■ Dataset records ■
....................

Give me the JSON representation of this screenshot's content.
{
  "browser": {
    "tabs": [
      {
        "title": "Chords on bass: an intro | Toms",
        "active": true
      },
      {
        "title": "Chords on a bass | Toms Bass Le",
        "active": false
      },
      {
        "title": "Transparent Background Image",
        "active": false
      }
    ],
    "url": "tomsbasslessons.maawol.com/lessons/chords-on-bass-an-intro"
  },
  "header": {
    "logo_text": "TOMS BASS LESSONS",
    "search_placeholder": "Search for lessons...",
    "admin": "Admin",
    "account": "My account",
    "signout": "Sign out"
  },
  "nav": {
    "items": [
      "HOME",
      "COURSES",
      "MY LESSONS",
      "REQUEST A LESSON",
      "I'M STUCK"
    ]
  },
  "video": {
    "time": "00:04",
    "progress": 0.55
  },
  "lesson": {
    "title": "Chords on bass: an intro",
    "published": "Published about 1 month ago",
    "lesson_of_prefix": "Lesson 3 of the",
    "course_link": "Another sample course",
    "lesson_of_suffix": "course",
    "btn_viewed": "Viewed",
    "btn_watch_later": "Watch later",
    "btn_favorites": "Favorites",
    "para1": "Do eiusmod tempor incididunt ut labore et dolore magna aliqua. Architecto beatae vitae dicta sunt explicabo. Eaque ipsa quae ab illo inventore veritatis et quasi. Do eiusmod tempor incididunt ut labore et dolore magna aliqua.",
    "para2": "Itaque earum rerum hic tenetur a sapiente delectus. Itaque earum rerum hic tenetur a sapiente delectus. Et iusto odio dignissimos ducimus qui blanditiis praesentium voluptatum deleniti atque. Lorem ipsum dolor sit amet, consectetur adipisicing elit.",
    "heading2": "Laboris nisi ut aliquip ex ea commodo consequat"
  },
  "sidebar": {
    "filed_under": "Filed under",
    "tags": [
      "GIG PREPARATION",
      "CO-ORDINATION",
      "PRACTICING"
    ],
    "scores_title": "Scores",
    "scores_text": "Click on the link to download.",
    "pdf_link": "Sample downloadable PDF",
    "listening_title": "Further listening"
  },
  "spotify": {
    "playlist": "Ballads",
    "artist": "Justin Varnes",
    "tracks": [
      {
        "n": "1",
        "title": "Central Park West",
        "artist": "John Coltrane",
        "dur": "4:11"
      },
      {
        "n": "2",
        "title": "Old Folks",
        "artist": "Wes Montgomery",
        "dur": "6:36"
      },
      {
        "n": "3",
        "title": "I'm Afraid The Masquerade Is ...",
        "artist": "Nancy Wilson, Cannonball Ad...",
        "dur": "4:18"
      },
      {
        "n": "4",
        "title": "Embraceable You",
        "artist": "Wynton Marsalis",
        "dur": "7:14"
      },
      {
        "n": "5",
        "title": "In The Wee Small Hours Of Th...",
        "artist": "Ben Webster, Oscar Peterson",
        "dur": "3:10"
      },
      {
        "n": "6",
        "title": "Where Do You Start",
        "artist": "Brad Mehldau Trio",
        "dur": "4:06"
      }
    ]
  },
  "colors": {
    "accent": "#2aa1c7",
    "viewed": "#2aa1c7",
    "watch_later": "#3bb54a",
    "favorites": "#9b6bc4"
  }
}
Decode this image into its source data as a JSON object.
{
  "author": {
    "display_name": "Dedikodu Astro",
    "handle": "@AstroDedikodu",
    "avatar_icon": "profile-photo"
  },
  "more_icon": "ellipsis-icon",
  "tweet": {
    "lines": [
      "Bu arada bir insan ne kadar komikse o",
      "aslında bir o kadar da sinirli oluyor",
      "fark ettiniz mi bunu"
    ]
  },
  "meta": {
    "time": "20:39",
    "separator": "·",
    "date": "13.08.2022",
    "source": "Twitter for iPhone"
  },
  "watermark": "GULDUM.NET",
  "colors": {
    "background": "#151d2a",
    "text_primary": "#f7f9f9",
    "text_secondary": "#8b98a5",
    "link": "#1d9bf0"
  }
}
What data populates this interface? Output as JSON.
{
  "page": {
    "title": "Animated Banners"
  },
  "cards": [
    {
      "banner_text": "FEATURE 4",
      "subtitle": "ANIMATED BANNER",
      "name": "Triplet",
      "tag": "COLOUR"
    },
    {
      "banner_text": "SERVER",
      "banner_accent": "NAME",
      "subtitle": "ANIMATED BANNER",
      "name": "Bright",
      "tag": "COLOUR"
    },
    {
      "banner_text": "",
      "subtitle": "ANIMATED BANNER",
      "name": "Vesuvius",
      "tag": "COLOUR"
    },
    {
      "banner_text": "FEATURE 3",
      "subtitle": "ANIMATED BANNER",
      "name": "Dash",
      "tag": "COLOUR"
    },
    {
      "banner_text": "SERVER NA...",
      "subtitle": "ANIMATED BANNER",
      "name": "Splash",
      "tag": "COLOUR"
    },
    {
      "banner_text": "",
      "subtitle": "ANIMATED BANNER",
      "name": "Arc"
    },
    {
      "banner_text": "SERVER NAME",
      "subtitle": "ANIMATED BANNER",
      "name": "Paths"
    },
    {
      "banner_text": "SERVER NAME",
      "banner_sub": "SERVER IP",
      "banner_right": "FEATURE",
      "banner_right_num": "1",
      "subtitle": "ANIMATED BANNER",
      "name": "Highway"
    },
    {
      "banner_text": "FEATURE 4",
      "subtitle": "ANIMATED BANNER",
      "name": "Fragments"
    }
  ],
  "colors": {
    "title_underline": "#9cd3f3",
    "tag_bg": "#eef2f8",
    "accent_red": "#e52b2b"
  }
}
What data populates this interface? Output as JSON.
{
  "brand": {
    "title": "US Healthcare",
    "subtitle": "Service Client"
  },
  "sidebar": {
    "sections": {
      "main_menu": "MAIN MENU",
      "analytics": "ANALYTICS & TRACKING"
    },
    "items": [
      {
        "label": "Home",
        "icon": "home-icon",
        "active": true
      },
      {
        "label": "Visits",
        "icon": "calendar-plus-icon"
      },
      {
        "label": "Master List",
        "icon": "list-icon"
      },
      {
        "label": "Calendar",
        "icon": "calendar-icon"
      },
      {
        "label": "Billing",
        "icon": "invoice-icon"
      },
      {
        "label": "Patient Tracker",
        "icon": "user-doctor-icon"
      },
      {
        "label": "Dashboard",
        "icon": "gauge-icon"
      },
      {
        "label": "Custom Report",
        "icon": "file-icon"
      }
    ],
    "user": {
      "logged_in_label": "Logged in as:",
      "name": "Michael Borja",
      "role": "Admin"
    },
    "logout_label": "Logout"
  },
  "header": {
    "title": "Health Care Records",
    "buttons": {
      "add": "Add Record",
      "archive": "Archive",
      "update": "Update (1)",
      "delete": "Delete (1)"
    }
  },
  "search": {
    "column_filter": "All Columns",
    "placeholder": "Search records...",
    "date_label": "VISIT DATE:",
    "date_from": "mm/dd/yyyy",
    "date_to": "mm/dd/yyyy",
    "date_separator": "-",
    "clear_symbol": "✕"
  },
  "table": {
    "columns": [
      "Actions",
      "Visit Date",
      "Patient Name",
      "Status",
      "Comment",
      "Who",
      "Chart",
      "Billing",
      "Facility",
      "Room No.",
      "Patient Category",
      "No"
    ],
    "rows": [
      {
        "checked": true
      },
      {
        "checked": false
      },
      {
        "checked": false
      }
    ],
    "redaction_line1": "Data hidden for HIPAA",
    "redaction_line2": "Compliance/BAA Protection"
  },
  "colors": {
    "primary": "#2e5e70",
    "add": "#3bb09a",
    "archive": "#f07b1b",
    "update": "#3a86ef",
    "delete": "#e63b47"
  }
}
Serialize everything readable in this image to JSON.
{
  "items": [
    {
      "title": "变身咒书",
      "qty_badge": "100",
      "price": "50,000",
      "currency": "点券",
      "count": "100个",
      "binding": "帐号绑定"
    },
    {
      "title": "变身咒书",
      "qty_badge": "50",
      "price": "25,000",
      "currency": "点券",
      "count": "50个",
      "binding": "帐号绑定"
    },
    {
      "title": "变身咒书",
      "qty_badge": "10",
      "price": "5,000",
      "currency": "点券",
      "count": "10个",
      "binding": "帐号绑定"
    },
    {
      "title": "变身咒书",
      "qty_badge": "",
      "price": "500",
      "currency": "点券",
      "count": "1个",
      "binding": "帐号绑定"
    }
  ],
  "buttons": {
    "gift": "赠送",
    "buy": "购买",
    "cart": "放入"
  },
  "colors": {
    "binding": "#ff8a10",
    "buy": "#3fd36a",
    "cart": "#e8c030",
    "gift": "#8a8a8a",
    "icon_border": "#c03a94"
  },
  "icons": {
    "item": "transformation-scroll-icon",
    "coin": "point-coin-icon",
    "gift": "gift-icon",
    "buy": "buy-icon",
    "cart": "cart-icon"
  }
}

....................

■ Problem ■
Output only the lines from the one holding "Serialize everything readable" through the last line above, exactly as they appear.

■ Task output ■
Serialize everything readable in this image to JSON.
{
  "items": [
    {
      "title": "变身咒书",
      "qty_badge": "100",
      "price": "50,000",
      "currency": "点券",
      "count": "100个",
      "binding": "帐号绑定"
    },
    {
      "title": "变身咒书",
      "qty_badge": "50",
      "price": "25,000",
      "currency": "点券",
      "count": "50个",
      "binding": "帐号绑定"
    },
    {
      "title": "变身咒书",
      "qty_badge": "10",
      "price": "5,000",
      "currency": "点券",
      "count": "10个",
      "binding": "帐号绑定"
    },
    {
      "title": "变身咒书",
      "qty_badge": "",
      "price": "500",
      "currency": "点券",
      "count": "1个",
      "binding": "帐号绑定"
    }
  ],
  "buttons": {
    "gift": "赠送",
    "buy": "购买",
    "cart": "放入"
  },
  "colors": {
    "binding": "#ff8a10",
    "buy": "#3fd36a",
    "cart": "#e8c030",
    "gift": "#8a8a8a",
    "icon_border": "#c03a94"
  },
  "icons": {
    "item": "transformation-scroll-icon",
    "coin": "point-coin-icon",
    "gift": "gift-icon",
    "buy": "buy-icon",
    "cart": "cart-icon"
  }
}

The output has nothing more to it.